■ **TASK PROMPT**
Show all lines from the listing below that contain "title".

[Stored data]

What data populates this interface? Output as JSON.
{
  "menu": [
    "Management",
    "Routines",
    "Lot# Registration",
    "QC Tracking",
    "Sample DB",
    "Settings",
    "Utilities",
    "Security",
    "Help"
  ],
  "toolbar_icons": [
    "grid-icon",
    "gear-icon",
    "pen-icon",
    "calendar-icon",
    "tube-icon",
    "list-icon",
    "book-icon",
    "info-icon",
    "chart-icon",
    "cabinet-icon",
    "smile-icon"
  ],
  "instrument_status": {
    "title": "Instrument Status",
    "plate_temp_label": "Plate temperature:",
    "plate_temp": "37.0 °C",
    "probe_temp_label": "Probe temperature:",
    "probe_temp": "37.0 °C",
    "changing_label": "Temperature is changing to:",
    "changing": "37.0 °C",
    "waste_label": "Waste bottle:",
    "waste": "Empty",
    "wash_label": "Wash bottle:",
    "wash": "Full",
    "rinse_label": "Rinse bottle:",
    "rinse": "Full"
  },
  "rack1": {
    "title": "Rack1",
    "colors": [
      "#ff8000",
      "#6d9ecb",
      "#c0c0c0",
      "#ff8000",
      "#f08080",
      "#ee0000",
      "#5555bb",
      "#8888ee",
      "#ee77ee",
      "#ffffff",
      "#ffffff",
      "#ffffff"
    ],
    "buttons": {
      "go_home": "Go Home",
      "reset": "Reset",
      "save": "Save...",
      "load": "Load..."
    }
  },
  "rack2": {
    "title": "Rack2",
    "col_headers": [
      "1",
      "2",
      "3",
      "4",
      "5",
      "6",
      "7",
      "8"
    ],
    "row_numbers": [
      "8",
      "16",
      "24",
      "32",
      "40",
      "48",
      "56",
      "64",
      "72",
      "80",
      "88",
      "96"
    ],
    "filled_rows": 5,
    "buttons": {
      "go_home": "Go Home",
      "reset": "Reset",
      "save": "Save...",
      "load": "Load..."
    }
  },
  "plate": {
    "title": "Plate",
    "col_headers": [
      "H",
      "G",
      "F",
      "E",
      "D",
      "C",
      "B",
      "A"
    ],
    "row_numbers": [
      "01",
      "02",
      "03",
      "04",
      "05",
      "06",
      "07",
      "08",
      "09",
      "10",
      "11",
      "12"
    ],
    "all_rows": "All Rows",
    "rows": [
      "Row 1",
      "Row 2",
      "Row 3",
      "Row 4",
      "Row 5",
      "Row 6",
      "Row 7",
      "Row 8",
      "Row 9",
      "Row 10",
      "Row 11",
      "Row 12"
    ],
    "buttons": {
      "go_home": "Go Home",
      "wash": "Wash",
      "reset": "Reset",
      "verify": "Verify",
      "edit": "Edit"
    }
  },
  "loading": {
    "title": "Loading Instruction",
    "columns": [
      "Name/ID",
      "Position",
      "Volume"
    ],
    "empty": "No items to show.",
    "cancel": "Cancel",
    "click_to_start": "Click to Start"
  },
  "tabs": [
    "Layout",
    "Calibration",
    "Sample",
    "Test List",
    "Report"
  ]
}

■ **WRITTEN SOLUTION**
    "title": "Instrument Status",
    "title": "Rack1",
    "title": "Rack2",
    "title": "Plate",
    "title": "Loading Instruction",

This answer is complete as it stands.